#### Supplied information
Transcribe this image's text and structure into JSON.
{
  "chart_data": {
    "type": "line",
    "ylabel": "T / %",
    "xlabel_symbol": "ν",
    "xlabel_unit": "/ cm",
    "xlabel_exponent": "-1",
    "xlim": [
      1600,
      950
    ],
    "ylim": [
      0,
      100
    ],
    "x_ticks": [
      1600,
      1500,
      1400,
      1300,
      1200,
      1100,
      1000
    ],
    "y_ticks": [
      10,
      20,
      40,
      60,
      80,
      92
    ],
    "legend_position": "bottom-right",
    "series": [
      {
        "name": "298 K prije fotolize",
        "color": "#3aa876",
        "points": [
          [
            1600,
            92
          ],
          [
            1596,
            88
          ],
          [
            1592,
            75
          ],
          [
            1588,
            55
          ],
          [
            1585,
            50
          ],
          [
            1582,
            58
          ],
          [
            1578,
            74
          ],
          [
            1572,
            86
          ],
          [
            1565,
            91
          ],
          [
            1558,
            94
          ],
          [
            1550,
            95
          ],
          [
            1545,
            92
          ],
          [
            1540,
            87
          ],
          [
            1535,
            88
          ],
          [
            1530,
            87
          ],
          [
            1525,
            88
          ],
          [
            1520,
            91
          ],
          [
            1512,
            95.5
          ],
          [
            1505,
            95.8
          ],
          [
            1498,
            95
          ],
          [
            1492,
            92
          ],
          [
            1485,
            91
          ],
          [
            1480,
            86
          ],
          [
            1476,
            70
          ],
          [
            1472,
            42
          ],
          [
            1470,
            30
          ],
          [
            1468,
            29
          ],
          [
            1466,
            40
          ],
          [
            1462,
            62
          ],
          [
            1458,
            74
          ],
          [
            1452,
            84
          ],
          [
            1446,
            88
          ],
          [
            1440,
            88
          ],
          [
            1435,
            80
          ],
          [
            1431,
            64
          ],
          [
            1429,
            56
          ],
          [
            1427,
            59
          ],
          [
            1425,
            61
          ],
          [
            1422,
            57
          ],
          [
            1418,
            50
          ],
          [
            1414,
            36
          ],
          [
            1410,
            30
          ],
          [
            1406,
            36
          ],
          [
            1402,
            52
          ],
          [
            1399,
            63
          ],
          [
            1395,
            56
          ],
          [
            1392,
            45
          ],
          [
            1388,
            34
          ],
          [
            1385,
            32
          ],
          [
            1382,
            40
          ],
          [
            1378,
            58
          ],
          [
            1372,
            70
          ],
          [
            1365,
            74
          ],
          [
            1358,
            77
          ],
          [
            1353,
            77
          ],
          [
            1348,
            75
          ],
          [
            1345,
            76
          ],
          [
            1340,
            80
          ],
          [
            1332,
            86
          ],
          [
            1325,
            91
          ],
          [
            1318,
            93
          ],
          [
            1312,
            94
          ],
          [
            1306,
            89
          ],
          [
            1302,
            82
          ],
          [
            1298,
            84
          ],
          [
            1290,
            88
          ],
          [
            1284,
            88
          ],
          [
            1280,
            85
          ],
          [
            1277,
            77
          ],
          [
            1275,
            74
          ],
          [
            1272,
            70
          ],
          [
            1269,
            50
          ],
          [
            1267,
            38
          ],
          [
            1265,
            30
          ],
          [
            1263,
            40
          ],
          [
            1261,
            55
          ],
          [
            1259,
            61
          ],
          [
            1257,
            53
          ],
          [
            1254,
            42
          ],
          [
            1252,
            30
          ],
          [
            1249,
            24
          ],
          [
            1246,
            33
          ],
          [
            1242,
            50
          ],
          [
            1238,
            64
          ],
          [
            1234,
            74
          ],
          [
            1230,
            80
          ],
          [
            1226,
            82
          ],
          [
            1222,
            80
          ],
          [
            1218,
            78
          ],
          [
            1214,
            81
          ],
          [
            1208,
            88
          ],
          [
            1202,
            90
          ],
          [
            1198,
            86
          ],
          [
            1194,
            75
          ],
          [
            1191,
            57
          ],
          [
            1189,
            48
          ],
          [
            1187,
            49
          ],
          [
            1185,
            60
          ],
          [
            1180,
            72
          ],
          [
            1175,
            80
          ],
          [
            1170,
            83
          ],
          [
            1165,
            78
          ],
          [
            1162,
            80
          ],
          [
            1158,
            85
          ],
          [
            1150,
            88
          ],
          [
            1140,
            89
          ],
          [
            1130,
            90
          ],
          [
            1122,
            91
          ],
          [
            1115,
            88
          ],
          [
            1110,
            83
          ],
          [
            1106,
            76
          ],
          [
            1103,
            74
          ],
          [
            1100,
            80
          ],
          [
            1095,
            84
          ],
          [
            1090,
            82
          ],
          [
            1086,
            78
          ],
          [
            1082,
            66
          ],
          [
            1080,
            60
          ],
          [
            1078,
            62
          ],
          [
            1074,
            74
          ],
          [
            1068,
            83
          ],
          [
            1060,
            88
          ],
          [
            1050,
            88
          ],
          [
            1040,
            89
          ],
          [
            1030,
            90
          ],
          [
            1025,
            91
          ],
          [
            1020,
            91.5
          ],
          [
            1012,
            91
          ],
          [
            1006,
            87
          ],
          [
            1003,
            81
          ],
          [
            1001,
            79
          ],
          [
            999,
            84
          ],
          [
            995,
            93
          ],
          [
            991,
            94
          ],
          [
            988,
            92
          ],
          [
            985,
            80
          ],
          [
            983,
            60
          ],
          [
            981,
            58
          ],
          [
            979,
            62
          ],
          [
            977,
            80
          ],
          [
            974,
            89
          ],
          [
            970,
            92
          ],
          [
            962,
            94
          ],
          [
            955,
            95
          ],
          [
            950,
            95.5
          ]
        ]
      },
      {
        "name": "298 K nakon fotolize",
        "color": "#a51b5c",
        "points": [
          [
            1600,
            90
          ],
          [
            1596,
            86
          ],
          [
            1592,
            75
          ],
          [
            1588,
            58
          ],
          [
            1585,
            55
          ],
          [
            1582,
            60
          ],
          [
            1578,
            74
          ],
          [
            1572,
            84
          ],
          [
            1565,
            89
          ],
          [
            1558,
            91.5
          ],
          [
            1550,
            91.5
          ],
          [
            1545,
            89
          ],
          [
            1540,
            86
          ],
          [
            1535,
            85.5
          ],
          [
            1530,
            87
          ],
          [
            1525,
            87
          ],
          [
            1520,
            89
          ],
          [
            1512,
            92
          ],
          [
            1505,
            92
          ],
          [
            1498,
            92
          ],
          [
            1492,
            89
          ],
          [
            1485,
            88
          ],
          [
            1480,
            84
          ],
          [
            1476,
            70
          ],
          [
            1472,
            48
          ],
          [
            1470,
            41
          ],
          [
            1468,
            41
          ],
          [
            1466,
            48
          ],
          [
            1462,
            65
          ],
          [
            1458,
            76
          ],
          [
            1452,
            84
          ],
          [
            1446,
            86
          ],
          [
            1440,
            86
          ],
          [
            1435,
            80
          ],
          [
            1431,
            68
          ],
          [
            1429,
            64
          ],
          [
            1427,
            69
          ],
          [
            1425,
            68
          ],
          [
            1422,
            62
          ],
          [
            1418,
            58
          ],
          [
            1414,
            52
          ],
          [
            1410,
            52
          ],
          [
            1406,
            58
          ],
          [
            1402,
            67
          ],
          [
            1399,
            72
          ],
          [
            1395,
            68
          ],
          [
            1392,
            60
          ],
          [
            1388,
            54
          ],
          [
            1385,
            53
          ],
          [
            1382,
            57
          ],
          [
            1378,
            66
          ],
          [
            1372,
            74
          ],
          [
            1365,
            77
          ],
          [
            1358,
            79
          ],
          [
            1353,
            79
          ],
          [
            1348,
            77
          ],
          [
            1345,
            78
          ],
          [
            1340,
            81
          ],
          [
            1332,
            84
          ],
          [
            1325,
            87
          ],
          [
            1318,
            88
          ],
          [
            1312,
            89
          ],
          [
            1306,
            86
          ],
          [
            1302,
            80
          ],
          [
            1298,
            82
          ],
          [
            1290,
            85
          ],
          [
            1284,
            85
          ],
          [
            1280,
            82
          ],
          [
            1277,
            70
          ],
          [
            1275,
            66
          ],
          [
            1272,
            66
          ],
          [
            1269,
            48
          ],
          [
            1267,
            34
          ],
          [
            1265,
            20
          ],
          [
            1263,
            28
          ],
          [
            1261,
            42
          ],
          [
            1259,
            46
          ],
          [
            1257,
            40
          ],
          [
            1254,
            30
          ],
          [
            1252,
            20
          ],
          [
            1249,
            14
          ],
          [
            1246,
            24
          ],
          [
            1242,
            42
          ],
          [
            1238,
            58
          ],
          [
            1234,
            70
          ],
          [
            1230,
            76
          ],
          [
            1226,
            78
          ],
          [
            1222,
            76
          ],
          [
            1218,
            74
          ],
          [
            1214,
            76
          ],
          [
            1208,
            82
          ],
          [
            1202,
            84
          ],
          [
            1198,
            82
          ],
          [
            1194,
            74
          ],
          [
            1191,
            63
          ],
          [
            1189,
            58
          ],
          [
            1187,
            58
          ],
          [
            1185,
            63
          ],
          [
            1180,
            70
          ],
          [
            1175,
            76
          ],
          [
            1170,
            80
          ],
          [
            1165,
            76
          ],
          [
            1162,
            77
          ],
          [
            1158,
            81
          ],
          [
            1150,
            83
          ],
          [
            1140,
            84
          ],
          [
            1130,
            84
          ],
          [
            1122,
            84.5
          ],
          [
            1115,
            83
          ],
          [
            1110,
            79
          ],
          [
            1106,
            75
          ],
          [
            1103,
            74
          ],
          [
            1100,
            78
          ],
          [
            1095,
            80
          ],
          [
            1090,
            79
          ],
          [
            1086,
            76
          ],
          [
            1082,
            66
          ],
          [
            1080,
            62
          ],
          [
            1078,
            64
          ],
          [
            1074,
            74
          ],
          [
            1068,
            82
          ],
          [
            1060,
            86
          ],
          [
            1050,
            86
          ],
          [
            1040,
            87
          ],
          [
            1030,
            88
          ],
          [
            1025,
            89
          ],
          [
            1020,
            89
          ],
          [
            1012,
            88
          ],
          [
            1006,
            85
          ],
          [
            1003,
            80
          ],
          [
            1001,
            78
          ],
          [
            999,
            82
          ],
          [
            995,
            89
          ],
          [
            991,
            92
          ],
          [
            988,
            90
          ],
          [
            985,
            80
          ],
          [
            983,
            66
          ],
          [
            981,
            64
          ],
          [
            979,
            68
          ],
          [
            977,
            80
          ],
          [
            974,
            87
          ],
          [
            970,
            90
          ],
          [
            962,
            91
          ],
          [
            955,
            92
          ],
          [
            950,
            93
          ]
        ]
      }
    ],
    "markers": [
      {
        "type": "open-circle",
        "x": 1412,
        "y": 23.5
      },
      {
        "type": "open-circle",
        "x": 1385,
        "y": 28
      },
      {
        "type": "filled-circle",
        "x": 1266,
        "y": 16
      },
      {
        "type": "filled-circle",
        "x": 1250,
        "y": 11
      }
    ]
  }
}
########
* Job *
Look through the lines above and collect those with the word "name".

* Exercise response *
        "name": "298 K prije fotolize",
        "name": "298 K nakon fotolize",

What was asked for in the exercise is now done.